— START OF EXTRACTED DATA —

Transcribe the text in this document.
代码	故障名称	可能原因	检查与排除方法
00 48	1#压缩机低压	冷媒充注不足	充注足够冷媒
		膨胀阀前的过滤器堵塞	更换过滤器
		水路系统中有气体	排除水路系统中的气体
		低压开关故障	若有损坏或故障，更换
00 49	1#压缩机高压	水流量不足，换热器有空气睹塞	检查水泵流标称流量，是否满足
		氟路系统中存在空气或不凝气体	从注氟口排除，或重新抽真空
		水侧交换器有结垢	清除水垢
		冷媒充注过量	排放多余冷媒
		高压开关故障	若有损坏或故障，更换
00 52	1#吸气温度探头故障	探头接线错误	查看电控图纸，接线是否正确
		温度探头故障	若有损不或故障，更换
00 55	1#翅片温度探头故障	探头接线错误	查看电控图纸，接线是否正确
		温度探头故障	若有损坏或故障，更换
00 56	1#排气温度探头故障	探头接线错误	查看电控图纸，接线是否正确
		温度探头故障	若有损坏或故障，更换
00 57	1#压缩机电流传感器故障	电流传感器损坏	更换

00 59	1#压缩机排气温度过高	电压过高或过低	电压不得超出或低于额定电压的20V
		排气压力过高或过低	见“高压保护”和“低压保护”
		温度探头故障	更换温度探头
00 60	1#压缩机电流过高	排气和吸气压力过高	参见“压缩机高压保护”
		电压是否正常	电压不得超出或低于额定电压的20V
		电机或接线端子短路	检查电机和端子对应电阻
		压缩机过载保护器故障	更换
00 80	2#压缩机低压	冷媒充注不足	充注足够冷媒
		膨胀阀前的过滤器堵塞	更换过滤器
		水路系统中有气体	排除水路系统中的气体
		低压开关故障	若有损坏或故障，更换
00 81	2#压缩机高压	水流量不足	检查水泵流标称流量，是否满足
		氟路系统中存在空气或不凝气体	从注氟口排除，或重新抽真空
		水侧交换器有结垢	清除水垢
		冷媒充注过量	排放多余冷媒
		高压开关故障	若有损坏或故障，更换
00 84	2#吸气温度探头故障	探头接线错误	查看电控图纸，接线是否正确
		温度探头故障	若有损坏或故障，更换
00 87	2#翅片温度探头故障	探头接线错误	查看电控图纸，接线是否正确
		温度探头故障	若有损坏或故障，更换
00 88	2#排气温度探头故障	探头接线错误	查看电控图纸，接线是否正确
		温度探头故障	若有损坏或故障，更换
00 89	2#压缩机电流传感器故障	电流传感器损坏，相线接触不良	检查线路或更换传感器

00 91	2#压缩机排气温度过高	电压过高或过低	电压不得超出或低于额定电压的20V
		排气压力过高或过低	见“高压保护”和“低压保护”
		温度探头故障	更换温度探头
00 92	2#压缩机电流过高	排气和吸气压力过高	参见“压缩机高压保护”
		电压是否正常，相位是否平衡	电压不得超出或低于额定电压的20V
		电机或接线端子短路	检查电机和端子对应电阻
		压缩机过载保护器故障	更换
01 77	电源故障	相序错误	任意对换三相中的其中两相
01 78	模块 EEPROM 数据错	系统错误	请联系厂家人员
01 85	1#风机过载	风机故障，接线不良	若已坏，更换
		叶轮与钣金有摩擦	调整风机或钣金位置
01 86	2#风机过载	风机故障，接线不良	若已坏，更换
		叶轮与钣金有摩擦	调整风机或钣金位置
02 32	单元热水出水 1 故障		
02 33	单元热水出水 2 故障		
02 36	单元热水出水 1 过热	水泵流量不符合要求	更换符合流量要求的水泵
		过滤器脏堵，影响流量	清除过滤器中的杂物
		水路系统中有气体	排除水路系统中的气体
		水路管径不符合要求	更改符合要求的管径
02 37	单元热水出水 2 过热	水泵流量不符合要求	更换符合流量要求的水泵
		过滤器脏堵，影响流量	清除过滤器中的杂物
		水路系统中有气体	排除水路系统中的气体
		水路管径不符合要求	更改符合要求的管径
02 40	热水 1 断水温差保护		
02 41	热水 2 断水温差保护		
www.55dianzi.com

— END OF EXTRACTED DATA —

**WORK TO COMPLETE**
Copy the data above in full, character for character.

**REPLY**
Transcribe the text in this document.
代码	故障名称	可能原因	检查与排除方法
00 48	1#压缩机低压	冷媒充注不足	充注足够冷媒
		膨胀阀前的过滤器堵塞	更换过滤器
		水路系统中有气体	排除水路系统中的气体
		低压开关故障	若有损坏或故障，更换
00 49	1#压缩机高压	水流量不足，换热器有空气睹塞	检查水泵流标称流量，是否满足
		氟路系统中存在空气或不凝气体	从注氟口排除，或重新抽真空
		水侧交换器有结垢	清除水垢
		冷媒充注过量	排放多余冷媒
		高压开关故障	若有损坏或故障，更换
00 52	1#吸气温度探头故障	探头接线错误	查看电控图纸，接线是否正确
		温度探头故障	若有损不或故障，更换
00 55	1#翅片温度探头故障	探头接线错误	查看电控图纸，接线是否正确
		温度探头故障	若有损坏或故障，更换
00 56	1#排气温度探头故障	探头接线错误	查看电控图纸，接线是否正确
		温度探头故障	若有损坏或故障，更换
00 57	1#压缩机电流传感器故障	电流传感器损坏	更换

00 59	1#压缩机排气温度过高	电压过高或过低	电压不得超出或低于额定电压的20V
		排气压力过高或过低	见“高压保护”和“低压保护”
		温度探头故障	更换温度探头
00 60	1#压缩机电流过高	排气和吸气压力过高	参见“压缩机高压保护”
		电压是否正常	电压不得超出或低于额定电压的20V
		电机或接线端子短路	检查电机和端子对应电阻
		压缩机过载保护器故障	更换
00 80	2#压缩机低压	冷媒充注不足	充注足够冷媒
		膨胀阀前的过滤器堵塞	更换过滤器
		水路系统中有气体	排除水路系统中的气体
		低压开关故障	若有损坏或故障，更换
00 81	2#压缩机高压	水流量不足	检查水泵流标称流量，是否满足
		氟路系统中存在空气或不凝气体	从注氟口排除，或重新抽真空
		水侧交换器有结垢	清除水垢
		冷媒充注过量	排放多余冷媒
		高压开关故障	若有损坏或故障，更换
00 84	2#吸气温度探头故障	探头接线错误	查看电控图纸，接线是否正确
		温度探头故障	若有损坏或故障，更换
00 87	2#翅片温度探头故障	探头接线错误	查看电控图纸，接线是否正确
		温度探头故障	若有损坏或故障，更换
00 88	2#排气温度探头故障	探头接线错误	查看电控图纸，接线是否正确
		温度探头故障	若有损坏或故障，更换
00 89	2#压缩机电流传感器故障	电流传感器损坏，相线接触不良	检查线路或更换传感器

00 91	2#压缩机排气温度过高	电压过高或过低	电压不得超出或低于额定电压的20V
		排气压力过高或过低	见“高压保护”和“低压保护”
		温度探头故障	更换温度探头
00 92	2#压缩机电流过高	排气和吸气压力过高	参见“压缩机高压保护”
		电压是否正常，相位是否平衡	电压不得超出或低于额定电压的20V
		电机或接线端子短路	检查电机和端子对应电阻
		压缩机过载保护器故障	更换
01 77	电源故障	相序错误	任意对换三相中的其中两相
01 78	模块 EEPROM 数据错	系统错误	请联系厂家人员
01 85	1#风机过载	风机故障，接线不良	若已坏，更换
		叶轮与钣金有摩擦	调整风机或钣金位置
01 86	2#风机过载	风机故障，接线不良	若已坏，更换
		叶轮与钣金有摩擦	调整风机或钣金位置
02 32	单元热水出水 1 故障		
02 33	单元热水出水 2 故障		
02 36	单元热水出水 1 过热	水泵流量不符合要求	更换符合流量要求的水泵
		过滤器脏堵，影响流量	清除过滤器中的杂物
		水路系统中有气体	排除水路系统中的气体
		水路管径不符合要求	更改符合要求的管径
02 37	单元热水出水 2 过热	水泵流量不符合要求	更换符合流量要求的水泵
		过滤器脏堵，影响流量	清除过滤器中的杂物
		水路系统中有气体	排除水路系统中的气体
		水路管径不符合要求	更改符合要求的管径
02 40	热水 1 断水温差保护		
02 41	热水 2 断水温差保护		
www.55dianzi.com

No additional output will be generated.